= Objective 1 =
In the listing, rewrite everything from its first line down through the line containing "app-icon <box>283 101 296 114</box>", replacing "Nuevo volumen" with "New volume" and keeping everything else the same.

= Source text =
━━━━━━

Yeah. It’s , uh , it’s been a wild ride so far and I’ve been with the company for about 10 months so far. We’ve been four years onto the market and it’s been a really cool experience almost just to look back and reflect the first card pack release that we did was a hundred thousand packs. And then all of a sudden we’ve grown up from like a hundred thousand to 200,000 to 1.5 million. And now this latest card pack’s 15 million, but when we first released the packs, they weren’t even openable. Like it was just a, Hey, come buy this NFT pack with no utility. You’re not able to open it or even see the cards. And then the next phase release was being able to open it and see the cards, but they had no stats on it. And so it was this cool process. Um, and I’ve talked to a whole bunch of our community members that have been in like day one with us. And it was just like, you know, I’m gonna stay with this company. We’re gonna see how things go. And it was almost, they got to, to grow and progress along with the company. Um, and I think what’s really cool too, is we try and do like boots on the ground where reading our discord every single day, we’re hosting community town halls, every single Monday for our community to come ask us questions and do everything else with . So it’s been this kind of fluid experience, not just growing as a , a business, but growing with our community too and letting our community really have this kind of insight and , uh , almost input into to how we grow.

━━━━━━

= Input material =
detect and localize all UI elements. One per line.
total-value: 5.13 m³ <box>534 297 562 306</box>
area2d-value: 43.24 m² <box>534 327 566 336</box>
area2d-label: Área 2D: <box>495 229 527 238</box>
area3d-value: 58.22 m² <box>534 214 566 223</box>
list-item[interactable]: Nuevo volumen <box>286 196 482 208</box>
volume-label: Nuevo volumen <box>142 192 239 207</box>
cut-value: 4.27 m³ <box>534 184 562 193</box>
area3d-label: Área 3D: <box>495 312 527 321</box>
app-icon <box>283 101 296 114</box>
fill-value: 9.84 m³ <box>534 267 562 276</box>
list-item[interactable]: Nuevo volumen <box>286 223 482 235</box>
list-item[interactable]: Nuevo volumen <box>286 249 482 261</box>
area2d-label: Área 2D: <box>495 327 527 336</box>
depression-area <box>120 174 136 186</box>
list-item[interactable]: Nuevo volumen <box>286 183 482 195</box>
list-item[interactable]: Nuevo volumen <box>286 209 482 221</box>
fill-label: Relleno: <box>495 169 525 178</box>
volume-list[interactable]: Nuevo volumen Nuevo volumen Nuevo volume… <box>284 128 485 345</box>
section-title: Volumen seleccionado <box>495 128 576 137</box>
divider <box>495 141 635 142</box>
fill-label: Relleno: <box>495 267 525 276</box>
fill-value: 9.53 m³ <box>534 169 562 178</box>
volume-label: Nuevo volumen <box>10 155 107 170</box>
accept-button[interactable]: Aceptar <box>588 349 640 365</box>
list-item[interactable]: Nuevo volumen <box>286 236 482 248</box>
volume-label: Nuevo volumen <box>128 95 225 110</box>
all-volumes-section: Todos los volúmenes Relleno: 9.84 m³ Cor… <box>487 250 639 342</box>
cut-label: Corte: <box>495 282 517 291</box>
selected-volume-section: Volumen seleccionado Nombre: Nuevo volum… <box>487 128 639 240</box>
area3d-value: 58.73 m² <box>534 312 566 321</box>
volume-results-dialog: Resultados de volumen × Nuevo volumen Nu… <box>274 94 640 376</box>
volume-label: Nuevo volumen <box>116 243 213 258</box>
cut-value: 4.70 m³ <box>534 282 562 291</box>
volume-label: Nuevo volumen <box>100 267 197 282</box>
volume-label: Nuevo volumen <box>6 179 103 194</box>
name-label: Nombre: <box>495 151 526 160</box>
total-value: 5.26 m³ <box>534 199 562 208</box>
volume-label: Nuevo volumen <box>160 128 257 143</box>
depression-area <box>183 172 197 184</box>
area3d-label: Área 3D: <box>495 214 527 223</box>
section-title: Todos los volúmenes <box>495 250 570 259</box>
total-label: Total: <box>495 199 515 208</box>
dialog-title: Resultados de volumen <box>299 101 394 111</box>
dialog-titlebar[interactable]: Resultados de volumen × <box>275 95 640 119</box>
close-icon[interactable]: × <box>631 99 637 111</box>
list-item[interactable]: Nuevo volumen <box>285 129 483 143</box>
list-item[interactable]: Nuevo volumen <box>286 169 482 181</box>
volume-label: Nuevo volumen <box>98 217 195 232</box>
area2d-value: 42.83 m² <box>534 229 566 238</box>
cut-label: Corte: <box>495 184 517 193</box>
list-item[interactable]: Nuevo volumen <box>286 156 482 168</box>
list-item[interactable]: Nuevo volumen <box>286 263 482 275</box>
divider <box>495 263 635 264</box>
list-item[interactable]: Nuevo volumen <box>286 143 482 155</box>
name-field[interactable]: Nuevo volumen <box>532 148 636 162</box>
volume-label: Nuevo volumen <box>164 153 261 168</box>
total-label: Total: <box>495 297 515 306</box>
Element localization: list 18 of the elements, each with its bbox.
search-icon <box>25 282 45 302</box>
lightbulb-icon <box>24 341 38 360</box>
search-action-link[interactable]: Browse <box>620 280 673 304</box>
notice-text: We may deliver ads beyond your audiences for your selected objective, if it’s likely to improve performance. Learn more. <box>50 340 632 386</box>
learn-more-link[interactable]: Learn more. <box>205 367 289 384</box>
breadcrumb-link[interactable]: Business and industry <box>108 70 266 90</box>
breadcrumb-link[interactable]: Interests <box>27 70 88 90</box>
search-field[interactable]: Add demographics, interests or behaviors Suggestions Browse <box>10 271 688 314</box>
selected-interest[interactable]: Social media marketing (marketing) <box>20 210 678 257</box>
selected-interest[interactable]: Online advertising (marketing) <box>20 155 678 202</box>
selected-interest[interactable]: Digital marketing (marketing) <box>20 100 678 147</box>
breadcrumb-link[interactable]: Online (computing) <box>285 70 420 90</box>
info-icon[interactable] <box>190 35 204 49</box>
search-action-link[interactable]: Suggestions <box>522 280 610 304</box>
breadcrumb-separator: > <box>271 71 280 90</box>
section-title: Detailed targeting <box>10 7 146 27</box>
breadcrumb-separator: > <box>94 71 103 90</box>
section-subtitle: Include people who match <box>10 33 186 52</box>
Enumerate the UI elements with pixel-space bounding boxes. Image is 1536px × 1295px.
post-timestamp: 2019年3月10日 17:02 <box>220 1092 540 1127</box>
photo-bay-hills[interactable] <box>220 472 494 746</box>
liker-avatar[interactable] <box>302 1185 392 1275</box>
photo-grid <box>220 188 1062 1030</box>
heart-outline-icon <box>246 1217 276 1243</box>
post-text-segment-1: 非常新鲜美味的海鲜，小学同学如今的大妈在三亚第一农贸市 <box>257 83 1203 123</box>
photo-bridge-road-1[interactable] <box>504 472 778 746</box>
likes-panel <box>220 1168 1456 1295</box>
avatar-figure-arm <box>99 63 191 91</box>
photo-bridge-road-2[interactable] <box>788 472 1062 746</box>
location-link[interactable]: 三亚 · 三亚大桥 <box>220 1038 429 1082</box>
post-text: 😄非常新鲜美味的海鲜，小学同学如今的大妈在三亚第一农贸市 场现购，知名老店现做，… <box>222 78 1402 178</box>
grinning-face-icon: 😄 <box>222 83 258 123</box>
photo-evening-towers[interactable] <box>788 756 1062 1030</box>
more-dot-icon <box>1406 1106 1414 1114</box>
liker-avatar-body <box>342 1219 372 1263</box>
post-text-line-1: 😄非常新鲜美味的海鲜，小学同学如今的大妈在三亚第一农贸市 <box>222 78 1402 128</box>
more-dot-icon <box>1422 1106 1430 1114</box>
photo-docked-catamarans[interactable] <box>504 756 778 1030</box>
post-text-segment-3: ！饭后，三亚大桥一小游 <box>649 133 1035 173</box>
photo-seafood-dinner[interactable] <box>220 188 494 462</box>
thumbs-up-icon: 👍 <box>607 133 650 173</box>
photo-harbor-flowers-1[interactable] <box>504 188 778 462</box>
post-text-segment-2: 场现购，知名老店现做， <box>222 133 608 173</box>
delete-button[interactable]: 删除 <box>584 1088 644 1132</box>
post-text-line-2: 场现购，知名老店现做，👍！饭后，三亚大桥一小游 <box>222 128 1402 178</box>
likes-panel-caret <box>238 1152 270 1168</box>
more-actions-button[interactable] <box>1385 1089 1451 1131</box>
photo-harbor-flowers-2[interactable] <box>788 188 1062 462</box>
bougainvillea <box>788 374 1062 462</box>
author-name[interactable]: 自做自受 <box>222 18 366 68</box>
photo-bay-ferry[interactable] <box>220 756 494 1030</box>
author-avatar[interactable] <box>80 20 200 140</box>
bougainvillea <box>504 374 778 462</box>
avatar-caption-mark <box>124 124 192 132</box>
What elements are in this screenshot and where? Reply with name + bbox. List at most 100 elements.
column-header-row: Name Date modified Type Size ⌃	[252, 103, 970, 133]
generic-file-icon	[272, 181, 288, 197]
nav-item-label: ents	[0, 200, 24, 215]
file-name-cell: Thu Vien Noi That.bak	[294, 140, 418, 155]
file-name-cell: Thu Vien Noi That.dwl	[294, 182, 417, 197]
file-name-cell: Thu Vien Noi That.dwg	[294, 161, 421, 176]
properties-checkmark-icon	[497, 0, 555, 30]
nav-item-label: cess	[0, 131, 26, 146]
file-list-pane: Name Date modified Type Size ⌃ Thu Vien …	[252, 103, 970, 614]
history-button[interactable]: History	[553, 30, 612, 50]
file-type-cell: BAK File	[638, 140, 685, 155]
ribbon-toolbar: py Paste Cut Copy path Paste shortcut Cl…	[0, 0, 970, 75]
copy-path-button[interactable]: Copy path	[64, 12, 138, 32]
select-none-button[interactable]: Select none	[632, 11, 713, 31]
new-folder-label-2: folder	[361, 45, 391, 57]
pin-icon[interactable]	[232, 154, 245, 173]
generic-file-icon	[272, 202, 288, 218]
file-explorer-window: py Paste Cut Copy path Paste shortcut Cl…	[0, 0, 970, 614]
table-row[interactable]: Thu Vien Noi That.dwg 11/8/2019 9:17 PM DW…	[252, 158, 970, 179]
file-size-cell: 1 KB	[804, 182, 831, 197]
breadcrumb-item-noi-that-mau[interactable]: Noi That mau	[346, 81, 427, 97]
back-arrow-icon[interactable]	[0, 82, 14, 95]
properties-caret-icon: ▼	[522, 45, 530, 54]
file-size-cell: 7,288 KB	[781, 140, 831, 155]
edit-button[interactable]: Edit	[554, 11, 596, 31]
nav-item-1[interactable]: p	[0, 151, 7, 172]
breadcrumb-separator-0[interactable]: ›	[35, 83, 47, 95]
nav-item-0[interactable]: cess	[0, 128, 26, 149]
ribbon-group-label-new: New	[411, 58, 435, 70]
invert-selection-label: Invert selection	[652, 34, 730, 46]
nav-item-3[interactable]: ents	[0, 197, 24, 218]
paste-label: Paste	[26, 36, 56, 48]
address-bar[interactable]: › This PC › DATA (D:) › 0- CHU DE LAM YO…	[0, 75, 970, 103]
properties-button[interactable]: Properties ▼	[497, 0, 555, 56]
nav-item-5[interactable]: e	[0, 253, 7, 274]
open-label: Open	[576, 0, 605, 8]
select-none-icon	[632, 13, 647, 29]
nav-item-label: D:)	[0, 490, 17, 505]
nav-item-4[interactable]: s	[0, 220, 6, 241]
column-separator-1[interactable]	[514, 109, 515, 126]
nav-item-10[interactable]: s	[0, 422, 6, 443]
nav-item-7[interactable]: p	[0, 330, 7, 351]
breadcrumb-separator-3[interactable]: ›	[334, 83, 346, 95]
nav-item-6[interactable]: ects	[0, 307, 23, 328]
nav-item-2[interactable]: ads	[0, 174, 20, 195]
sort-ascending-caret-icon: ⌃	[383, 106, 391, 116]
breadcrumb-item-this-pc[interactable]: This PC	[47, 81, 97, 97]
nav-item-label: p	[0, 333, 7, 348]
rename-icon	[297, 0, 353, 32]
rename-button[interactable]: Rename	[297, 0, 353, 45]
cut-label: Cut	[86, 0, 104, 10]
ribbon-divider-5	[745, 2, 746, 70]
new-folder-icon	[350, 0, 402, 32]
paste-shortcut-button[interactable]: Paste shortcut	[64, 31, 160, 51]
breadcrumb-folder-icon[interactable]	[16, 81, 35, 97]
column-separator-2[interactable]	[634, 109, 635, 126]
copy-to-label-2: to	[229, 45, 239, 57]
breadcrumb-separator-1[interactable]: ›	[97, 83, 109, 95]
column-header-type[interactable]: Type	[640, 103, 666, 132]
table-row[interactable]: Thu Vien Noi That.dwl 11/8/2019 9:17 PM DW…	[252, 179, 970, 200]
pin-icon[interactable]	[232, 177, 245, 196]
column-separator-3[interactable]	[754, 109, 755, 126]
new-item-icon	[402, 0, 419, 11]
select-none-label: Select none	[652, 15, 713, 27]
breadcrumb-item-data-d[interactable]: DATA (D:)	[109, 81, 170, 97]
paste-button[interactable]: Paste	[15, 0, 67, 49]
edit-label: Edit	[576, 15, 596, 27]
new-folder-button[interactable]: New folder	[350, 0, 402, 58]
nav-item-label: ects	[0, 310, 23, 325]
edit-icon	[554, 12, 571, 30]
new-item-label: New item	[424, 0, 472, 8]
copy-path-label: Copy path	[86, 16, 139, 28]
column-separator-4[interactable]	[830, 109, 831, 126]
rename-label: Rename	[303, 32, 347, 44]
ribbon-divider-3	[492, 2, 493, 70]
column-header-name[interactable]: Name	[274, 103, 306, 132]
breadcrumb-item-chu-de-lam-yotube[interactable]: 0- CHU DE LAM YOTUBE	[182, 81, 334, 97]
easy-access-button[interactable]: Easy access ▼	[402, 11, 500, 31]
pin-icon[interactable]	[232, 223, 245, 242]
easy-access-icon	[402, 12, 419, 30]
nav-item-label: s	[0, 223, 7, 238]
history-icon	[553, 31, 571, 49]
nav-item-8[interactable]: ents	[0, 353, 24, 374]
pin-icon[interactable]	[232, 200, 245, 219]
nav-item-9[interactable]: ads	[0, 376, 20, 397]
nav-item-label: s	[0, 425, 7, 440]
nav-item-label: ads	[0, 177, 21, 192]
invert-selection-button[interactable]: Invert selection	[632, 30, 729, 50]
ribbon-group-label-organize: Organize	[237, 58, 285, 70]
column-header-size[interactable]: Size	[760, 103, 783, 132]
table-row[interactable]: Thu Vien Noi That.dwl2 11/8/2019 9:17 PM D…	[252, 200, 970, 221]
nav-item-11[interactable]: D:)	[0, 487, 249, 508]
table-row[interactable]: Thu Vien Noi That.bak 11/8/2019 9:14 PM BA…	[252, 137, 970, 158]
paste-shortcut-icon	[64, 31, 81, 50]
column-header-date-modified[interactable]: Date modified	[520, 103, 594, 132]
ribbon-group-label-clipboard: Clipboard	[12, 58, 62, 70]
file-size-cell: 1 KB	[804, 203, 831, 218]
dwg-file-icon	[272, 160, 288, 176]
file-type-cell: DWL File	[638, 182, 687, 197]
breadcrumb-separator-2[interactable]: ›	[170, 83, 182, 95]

━━━━━━

= Objective 2 =
According to the card pack transcript, how many packs were in the company's first card pack release?

= Task answer 1 =
detect and localize all UI elements. One per line.
total-value: 5.13 m³ <box>534 297 562 306</box>
area2d-value: 43.24 m² <box>534 327 566 336</box>
area2d-label: Área 2D: <box>495 229 527 238</box>
area3d-value: 58.22 m² <box>534 214 566 223</box>
list-item[interactable]: New volume <box>286 196 482 208</box>
volume-label: New volume <box>142 192 239 207</box>
cut-value: 4.27 m³ <box>534 184 562 193</box>
area3d-label: Área 3D: <box>495 312 527 321</box>
app-icon <box>283 101 296 114</box>

= Task answer 2 =
A hundred thousand packs.